Saved data entries |
= = = = = = =
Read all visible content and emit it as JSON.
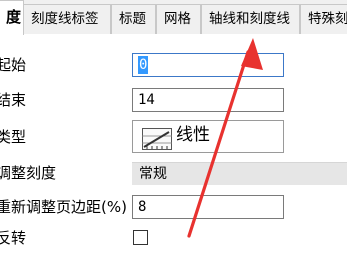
{
  "tabs": [
    {
      "label": "度",
      "active": true
    },
    {
      "label": "刻度线标签",
      "active": false
    },
    {
      "label": "标题",
      "active": false
    },
    {
      "label": "网格",
      "active": false
    },
    {
      "label": "轴线和刻度线",
      "active": false
    },
    {
      "label": "特殊刻",
      "active": false
    }
  ],
  "properties": {
    "start": {
      "label": "起始",
      "value": "0"
    },
    "end": {
      "label": "结束",
      "value": "14"
    },
    "type": {
      "label": "类型",
      "value": "线性",
      "icon": "linear-scale-icon"
    },
    "rescale": {
      "label": "调整刻度",
      "value": "常规"
    },
    "rescale_margin": {
      "label": "重新调整页边距(%)",
      "value": "8"
    },
    "reverse": {
      "label": "反转",
      "checked": false
    }
  },
  "annotation": {
    "color": "#e8322f",
    "icon": "red-arrow-pointer"
  }
}
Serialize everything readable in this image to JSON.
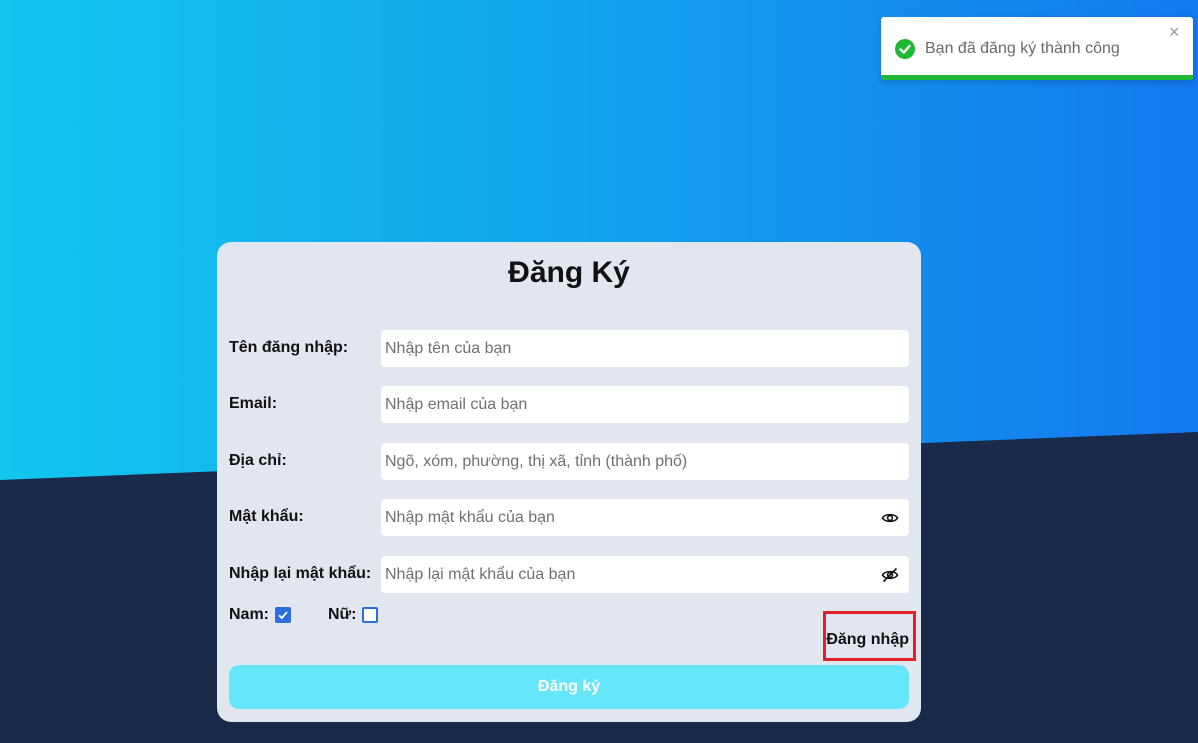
{
  "toast": {
    "message": "Bạn đã đăng ký thành công",
    "close_glyph": "×",
    "progress": 1.0,
    "color": "#1fb834"
  },
  "form": {
    "title": "Đăng Ký",
    "fields": [
      {
        "label": "Tên đăng nhập:",
        "placeholder": "Nhập tên của bạn",
        "value": ""
      },
      {
        "label": "Email:",
        "placeholder": "Nhập email của bạn",
        "value": ""
      },
      {
        "label": "Địa chỉ:",
        "placeholder": "Ngõ, xóm, phường, thị xã, tỉnh (thành phố)",
        "value": ""
      },
      {
        "label": "Mật khẩu:",
        "placeholder": "Nhập mật khẩu của bạn",
        "value": "",
        "icon": "eye-icon"
      },
      {
        "label": "Nhập lại mật khẩu:",
        "placeholder": "Nhập lại mật khẩu của bạn",
        "value": "",
        "icon": "eye-off-icon"
      }
    ],
    "gender": {
      "male_label": "Nam:",
      "male_checked": true,
      "female_label": "Nữ:",
      "female_checked": false
    },
    "login_link": "Đăng nhập",
    "submit_label": "Đăng ký"
  },
  "colors": {
    "gradient_start": "#13c6ee",
    "gradient_end": "#1478f0",
    "bottom_bg": "#1a2a4a",
    "card_bg": "#e1e6ef",
    "submit_bg": "#66e6fa",
    "highlight_border": "#e0212c",
    "checkbox": "#2a6fdb"
  }
}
= = = = = = =
PROBLEM TO SOLVE | Filter the listing above for the string "value" and copy every matching line.

FINAL RESULT |
      "value": "0"
      "value": "14"
      "value": "线性",
      "value": "常规"
      "value": "8"
        "value": ""
        "value": ""
        "value": ""
        "value": "",
        "value": "",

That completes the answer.